- Challenge:
Without the pictures, reproduce the records that follow exactly.
:: Data records ::
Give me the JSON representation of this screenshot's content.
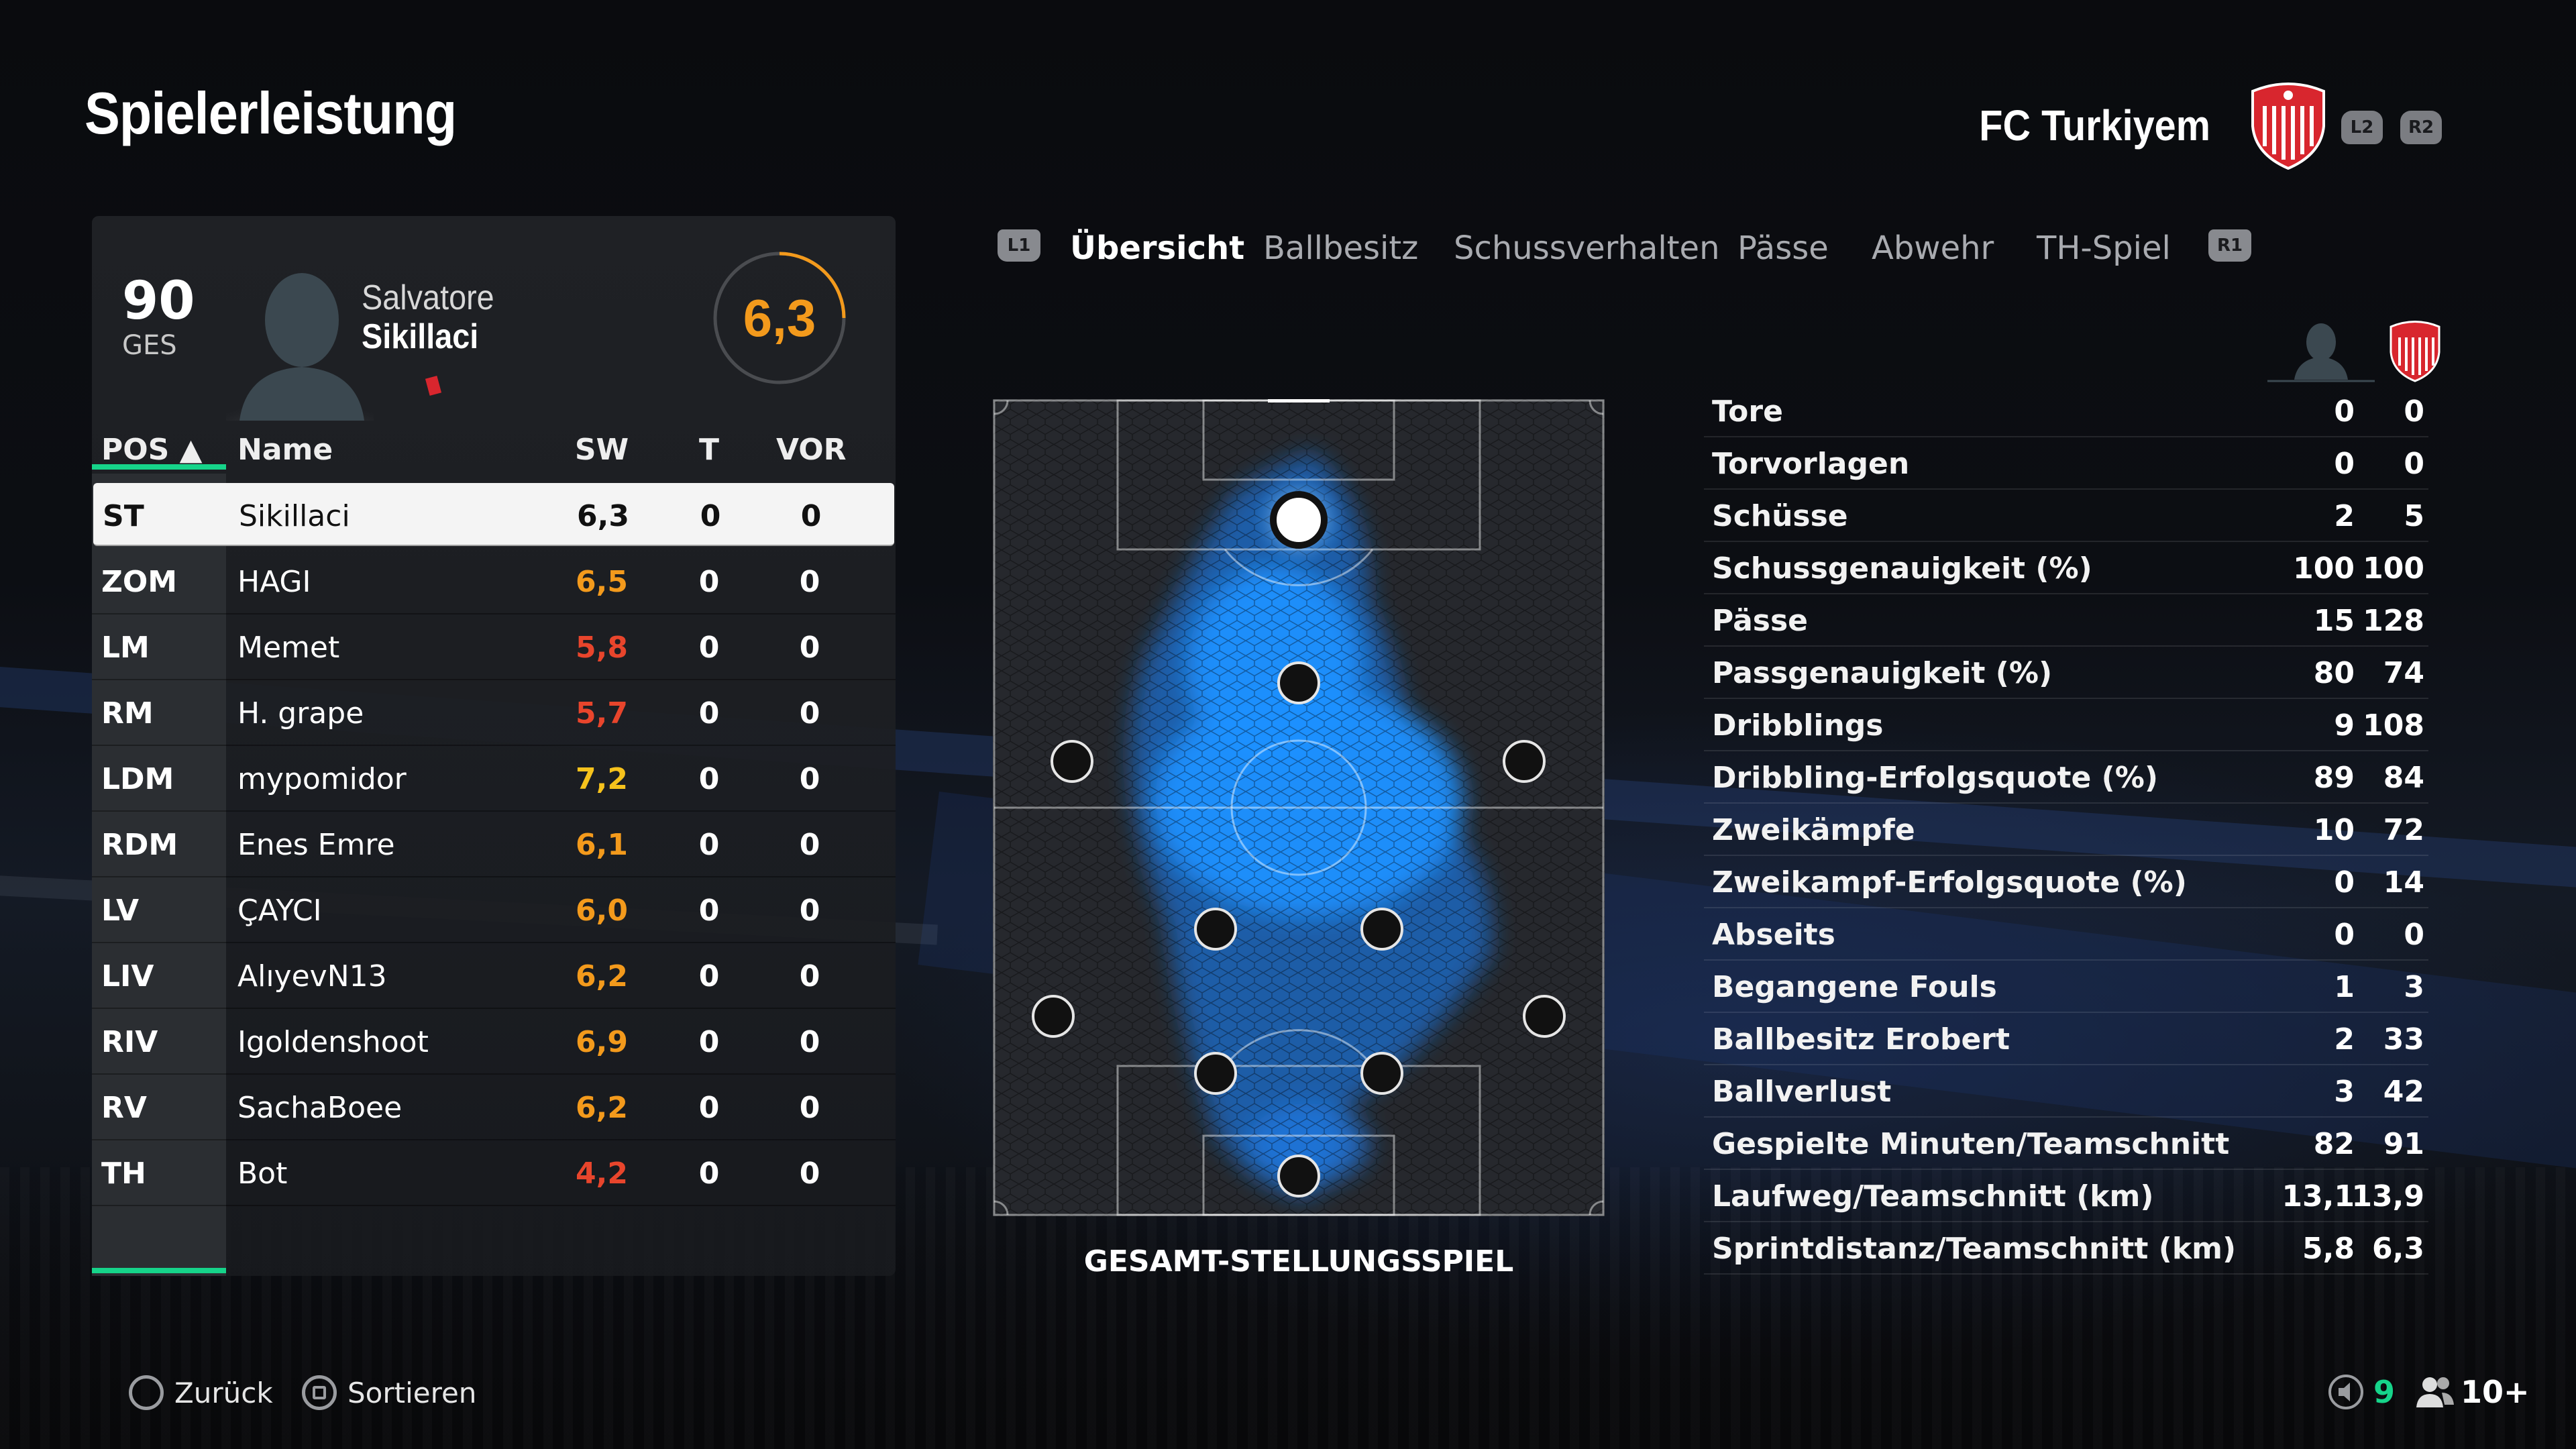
{
  "header": {
    "title": "Spielerleistung",
    "club_name": "FC Turkiyem",
    "shoulder_left": "L2",
    "shoulder_right": "R2"
  },
  "player_card": {
    "overall": "90",
    "overall_label": "GES",
    "first_name": "Salvatore",
    "last_name": "Sikillaci",
    "rating": "6,3"
  },
  "table": {
    "headers": {
      "pos": "POS ▲",
      "name": "Name",
      "sw": "SW",
      "t": "T",
      "vor": "VOR"
    },
    "rows": [
      {
        "pos": "ST",
        "name": "Sikillaci",
        "sw": "6,3",
        "t": "0",
        "vor": "0",
        "rating_color": "#111111"
      },
      {
        "pos": "ZOM",
        "name": "HAGI",
        "sw": "6,5",
        "t": "0",
        "vor": "0",
        "rating_color": "#f39a1c"
      },
      {
        "pos": "LM",
        "name": "Memet",
        "sw": "5,8",
        "t": "0",
        "vor": "0",
        "rating_color": "#e8452c"
      },
      {
        "pos": "RM",
        "name": "H. grape",
        "sw": "5,7",
        "t": "0",
        "vor": "0",
        "rating_color": "#e8452c"
      },
      {
        "pos": "LDM",
        "name": "mypomidor",
        "sw": "7,2",
        "t": "0",
        "vor": "0",
        "rating_color": "#f6c21c"
      },
      {
        "pos": "RDM",
        "name": "Enes Emre",
        "sw": "6,1",
        "t": "0",
        "vor": "0",
        "rating_color": "#f39a1c"
      },
      {
        "pos": "LV",
        "name": "ÇAYCI",
        "sw": "6,0",
        "t": "0",
        "vor": "0",
        "rating_color": "#f39a1c"
      },
      {
        "pos": "LIV",
        "name": "AlıyevN13",
        "sw": "6,2",
        "t": "0",
        "vor": "0",
        "rating_color": "#f39a1c"
      },
      {
        "pos": "RIV",
        "name": "Igoldenshoot",
        "sw": "6,9",
        "t": "0",
        "vor": "0",
        "rating_color": "#f39a1c"
      },
      {
        "pos": "RV",
        "name": "SachaBoee",
        "sw": "6,2",
        "t": "0",
        "vor": "0",
        "rating_color": "#f39a1c"
      },
      {
        "pos": "TH",
        "name": "Bot",
        "sw": "4,2",
        "t": "0",
        "vor": "0",
        "rating_color": "#e8452c"
      }
    ]
  },
  "tabs": {
    "left_button": "L1",
    "right_button": "R1",
    "items": [
      "Übersicht",
      "Ballbesitz",
      "Schussverhalten",
      "Pässe",
      "Abwehr",
      "TH-Spiel"
    ],
    "active_index": 0
  },
  "pitch": {
    "label": "GESAMT-STELLUNGSSPIEL"
  },
  "stats": [
    {
      "label": "Tore",
      "player": "0",
      "team": "0"
    },
    {
      "label": "Torvorlagen",
      "player": "0",
      "team": "0"
    },
    {
      "label": "Schüsse",
      "player": "2",
      "team": "5"
    },
    {
      "label": "Schussgenauigkeit (%)",
      "player": "100",
      "team": "100"
    },
    {
      "label": "Pässe",
      "player": "15",
      "team": "128"
    },
    {
      "label": "Passgenauigkeit (%)",
      "player": "80",
      "team": "74"
    },
    {
      "label": "Dribblings",
      "player": "9",
      "team": "108"
    },
    {
      "label": "Dribbling-Erfolgsquote (%)",
      "player": "89",
      "team": "84"
    },
    {
      "label": "Zweikämpfe",
      "player": "10",
      "team": "72"
    },
    {
      "label": "Zweikampf-Erfolgsquote (%)",
      "player": "0",
      "team": "14"
    },
    {
      "label": "Abseits",
      "player": "0",
      "team": "0"
    },
    {
      "label": "Begangene Fouls",
      "player": "1",
      "team": "3"
    },
    {
      "label": "Ballbesitz Erobert",
      "player": "2",
      "team": "33"
    },
    {
      "label": "Ballverlust",
      "player": "3",
      "team": "42"
    },
    {
      "label": "Gespielte Minuten/Teamschnitt",
      "player": "82",
      "team": "91"
    },
    {
      "label": "Laufweg/Teamschnitt (km)",
      "player": "13,1",
      "team": "13,9"
    },
    {
      "label": "Sprintdistanz/Teamschnitt (km)",
      "player": "5,8",
      "team": "6,3"
    }
  ],
  "footer": {
    "back_label": "Zurück",
    "sort_label": "Sortieren",
    "voice_count": "9",
    "players_count": "10+"
  },
  "colors": {
    "accent_green": "#16d48a",
    "rating_orange": "#f39a1c",
    "heat_blue": "#1e90ff",
    "crest_red": "#d8262e"
  }
}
:::
- Task result:
Give me the JSON representation of this screenshot's content.
{
  "header": {
    "title": "Spielerleistung",
    "club_name": "FC Turkiyem",
    "shoulder_left": "L2",
    "shoulder_right": "R2"
  },
  "player_card": {
    "overall": "90",
    "overall_label": "GES",
    "first_name": "Salvatore",
    "last_name": "Sikillaci",
    "rating": "6,3"
  },
  "table": {
    "headers": {
      "pos": "POS ▲",
      "name": "Name",
      "sw": "SW",
      "t": "T",
      "vor": "VOR"
    },
    "rows": [
      {
        "pos": "ST",
        "name": "Sikillaci",
        "sw": "6,3",
        "t": "0",
        "vor": "0",
        "rating_color": "#111111"
      },
      {
        "pos": "ZOM",
        "name": "HAGI",
        "sw": "6,5",
        "t": "0",
        "vor": "0",
        "rating_color": "#f39a1c"
      },
      {
        "pos": "LM",
        "name": "Memet",
        "sw": "5,8",
        "t": "0",
        "vor": "0",
        "rating_color": "#e8452c"
      },
      {
        "pos": "RM",
        "name": "H. grape",
        "sw": "5,7",
        "t": "0",
        "vor": "0",
        "rating_color": "#e8452c"
      },
      {
        "pos": "LDM",
        "name": "mypomidor",
        "sw": "7,2",
        "t": "0",
        "vor": "0",
        "rating_color": "#f6c21c"
      },
      {
        "pos": "RDM",
        "name": "Enes Emre",
        "sw": "6,1",
        "t": "0",
        "vor": "0",
        "rating_color": "#f39a1c"
      },
      {
        "pos": "LV",
        "name": "ÇAYCI",
        "sw": "6,0",
        "t": "0",
        "vor": "0",
        "rating_color": "#f39a1c"
      },
      {
        "pos": "LIV",
        "name": "AlıyevN13",
        "sw": "6,2",
        "t": "0",
        "vor": "0",
        "rating_color": "#f39a1c"
      },
      {
        "pos": "RIV",
        "name": "Igoldenshoot",
        "sw": "6,9",
        "t": "0",
        "vor": "0",
        "rating_color": "#f39a1c"
      },
      {
        "pos": "RV",
        "name": "SachaBoee",
        "sw": "6,2",
        "t": "0",
        "vor": "0",
        "rating_color": "#f39a1c"
      },
      {
        "pos": "TH",
        "name": "Bot",
        "sw": "4,2",
        "t": "0",
        "vor": "0",
        "rating_color": "#e8452c"
      }
    ]
  },
  "tabs": {
    "left_button": "L1",
    "right_button": "R1",
    "items": [
      "Übersicht",
      "Ballbesitz",
      "Schussverhalten",
      "Pässe",
      "Abwehr",
      "TH-Spiel"
    ],
    "active_index": 0
  },
  "pitch": {
    "label": "GESAMT-STELLUNGSSPIEL"
  },
  "stats": [
    {
      "label": "Tore",
      "player": "0",
      "team": "0"
    },
    {
      "label": "Torvorlagen",
      "player": "0",
      "team": "0"
    },
    {
      "label": "Schüsse",
      "player": "2",
      "team": "5"
    },
    {
      "label": "Schussgenauigkeit (%)",
      "player": "100",
      "team": "100"
    },
    {
      "label": "Pässe",
      "player": "15",
      "team": "128"
    },
    {
      "label": "Passgenauigkeit (%)",
      "player": "80",
      "team": "74"
    },
    {
      "label": "Dribblings",
      "player": "9",
      "team": "108"
    },
    {
      "label": "Dribbling-Erfolgsquote (%)",
      "player": "89",
      "team": "84"
    },
    {
      "label": "Zweikämpfe",
      "player": "10",
      "team": "72"
    },
    {
      "label": "Zweikampf-Erfolgsquote (%)",
      "player": "0",
      "team": "14"
    },
    {
      "label": "Abseits",
      "player": "0",
      "team": "0"
    },
    {
      "label": "Begangene Fouls",
      "player": "1",
      "team": "3"
    },
    {
      "label": "Ballbesitz Erobert",
      "player": "2",
      "team": "33"
    },
    {
      "label": "Ballverlust",
      "player": "3",
      "team": "42"
    },
    {
      "label": "Gespielte Minuten/Teamschnitt",
      "player": "82",
      "team": "91"
    },
    {
      "label": "Laufweg/Teamschnitt (km)",
      "player": "13,1",
      "team": "13,9"
    },
    {
      "label": "Sprintdistanz/Teamschnitt (km)",
      "player": "5,8",
      "team": "6,3"
    }
  ],
  "footer": {
    "back_label": "Zurück",
    "sort_label": "Sortieren",
    "voice_count": "9",
    "players_count": "10+"
  },
  "colors": {
    "accent_green": "#16d48a",
    "rating_orange": "#f39a1c",
    "heat_blue": "#1e90ff",
    "crest_red": "#d8262e"
  }
}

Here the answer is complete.